**TASK TO CARRY OUT**
Reproduce each line exactly. Skip none.

+---+

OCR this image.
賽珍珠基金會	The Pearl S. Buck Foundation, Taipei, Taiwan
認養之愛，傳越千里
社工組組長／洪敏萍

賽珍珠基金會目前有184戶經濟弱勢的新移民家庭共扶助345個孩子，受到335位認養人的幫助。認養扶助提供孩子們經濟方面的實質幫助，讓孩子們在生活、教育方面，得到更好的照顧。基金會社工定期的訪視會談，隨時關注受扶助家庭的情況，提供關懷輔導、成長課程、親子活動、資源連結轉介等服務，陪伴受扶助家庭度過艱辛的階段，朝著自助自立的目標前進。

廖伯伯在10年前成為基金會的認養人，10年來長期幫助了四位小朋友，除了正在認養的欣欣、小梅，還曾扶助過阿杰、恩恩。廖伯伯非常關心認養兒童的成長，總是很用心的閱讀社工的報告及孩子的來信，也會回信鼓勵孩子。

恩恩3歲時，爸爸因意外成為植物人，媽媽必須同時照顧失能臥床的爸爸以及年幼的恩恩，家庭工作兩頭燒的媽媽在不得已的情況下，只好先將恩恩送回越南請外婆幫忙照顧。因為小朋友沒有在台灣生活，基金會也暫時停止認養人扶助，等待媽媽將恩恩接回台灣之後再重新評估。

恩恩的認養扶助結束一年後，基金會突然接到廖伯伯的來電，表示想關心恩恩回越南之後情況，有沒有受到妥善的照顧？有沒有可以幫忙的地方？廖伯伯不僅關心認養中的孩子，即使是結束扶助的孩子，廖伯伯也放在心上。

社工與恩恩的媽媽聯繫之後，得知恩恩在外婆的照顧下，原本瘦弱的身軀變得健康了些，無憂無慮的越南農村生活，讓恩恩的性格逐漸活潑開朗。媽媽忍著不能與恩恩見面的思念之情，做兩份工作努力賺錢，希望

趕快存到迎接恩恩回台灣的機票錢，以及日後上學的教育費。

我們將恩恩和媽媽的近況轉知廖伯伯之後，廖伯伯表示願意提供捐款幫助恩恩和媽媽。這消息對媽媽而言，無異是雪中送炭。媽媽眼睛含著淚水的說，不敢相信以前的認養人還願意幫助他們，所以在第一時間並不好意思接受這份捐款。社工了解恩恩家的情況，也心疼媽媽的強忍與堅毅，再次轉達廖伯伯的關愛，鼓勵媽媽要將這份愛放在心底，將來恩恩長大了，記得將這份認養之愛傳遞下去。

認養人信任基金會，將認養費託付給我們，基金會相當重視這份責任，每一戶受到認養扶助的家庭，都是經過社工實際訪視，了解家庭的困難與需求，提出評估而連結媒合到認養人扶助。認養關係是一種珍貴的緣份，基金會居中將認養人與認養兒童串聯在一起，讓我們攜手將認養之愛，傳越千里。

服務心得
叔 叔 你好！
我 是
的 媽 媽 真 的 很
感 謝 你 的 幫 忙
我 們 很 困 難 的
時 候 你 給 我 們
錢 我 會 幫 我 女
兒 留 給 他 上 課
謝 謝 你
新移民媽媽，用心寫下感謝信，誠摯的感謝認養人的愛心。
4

+---+

**COMPLETED TASK**
OCR this image.
賽珍珠基金會	The Pearl S. Buck Foundation, Taipei, Taiwan
認養之愛，傳越千里
社工組組長／洪敏萍

賽珍珠基金會目前有184戶經濟弱勢的新移民家庭共扶助345個孩子，受到335位認養人的幫助。認養扶助提供孩子們經濟方面的實質幫助，讓孩子們在生活、教育方面，得到更好的照顧。基金會社工定期的訪視會談，隨時關注受扶助家庭的情況，提供關懷輔導、成長課程、親子活動、資源連結轉介等服務，陪伴受扶助家庭度過艱辛的階段，朝著自助自立的目標前進。

廖伯伯在10年前成為基金會的認養人，10年來長期幫助了四位小朋友，除了正在認養的欣欣、小梅，還曾扶助過阿杰、恩恩。廖伯伯非常關心認養兒童的成長，總是很用心的閱讀社工的報告及孩子的來信，也會回信鼓勵孩子。

恩恩3歲時，爸爸因意外成為植物人，媽媽必須同時照顧失能臥床的爸爸以及年幼的恩恩，家庭工作兩頭燒的媽媽在不得已的情況下，只好先將恩恩送回越南請外婆幫忙照顧。因為小朋友沒有在台灣生活，基金會也暫時停止認養人扶助，等待媽媽將恩恩接回台灣之後再重新評估。

恩恩的認養扶助結束一年後，基金會突然接到廖伯伯的來電，表示想關心恩恩回越南之後情況，有沒有受到妥善的照顧？有沒有可以幫忙的地方？廖伯伯不僅關心認養中的孩子，即使是結束扶助的孩子，廖伯伯也放在心上。

社工與恩恩的媽媽聯繫之後，得知恩恩在外婆的照顧下，原本瘦弱的身軀變得健康了些，無憂無慮的越南農村生活，讓恩恩的性格逐漸活潑開朗。媽媽忍著不能與恩恩見面的思念之情，做兩份工作努力賺錢，希望

趕快存到迎接恩恩回台灣的機票錢，以及日後上學的教育費。

我們將恩恩和媽媽的近況轉知廖伯伯之後，廖伯伯表示願意提供捐款幫助恩恩和媽媽。這消息對媽媽而言，無異是雪中送炭。媽媽眼睛含著淚水的說，不敢相信以前的認養人還願意幫助他們，所以在第一時間並不好意思接受這份捐款。社工了解恩恩家的情況，也心疼媽媽的強忍與堅毅，再次轉達廖伯伯的關愛，鼓勵媽媽要將這份愛放在心底，將來恩恩長大了，記得將這份認養之愛傳遞下去。

認養人信任基金會，將認養費託付給我們，基金會相當重視這份責任，每一戶受到認養扶助的家庭，都是經過社工實際訪視，了解家庭的困難與需求，提出評估而連結媒合到認養人扶助。認養關係是一種珍貴的緣份，基金會居中將認養人與認養兒童串聯在一起，讓我們攜手將認養之愛，傳越千里。

服務心得
叔 叔 你好！
我 是
的 媽 媽 真 的 很
感 謝 你 的 幫 忙
我 們 很 困 難 的
時 候 你 給 我 們
錢 我 會 幫 我 女
兒 留 給 他 上 課
謝 謝 你
新移民媽媽，用心寫下感謝信，誠摯的感謝認養人的愛心。
4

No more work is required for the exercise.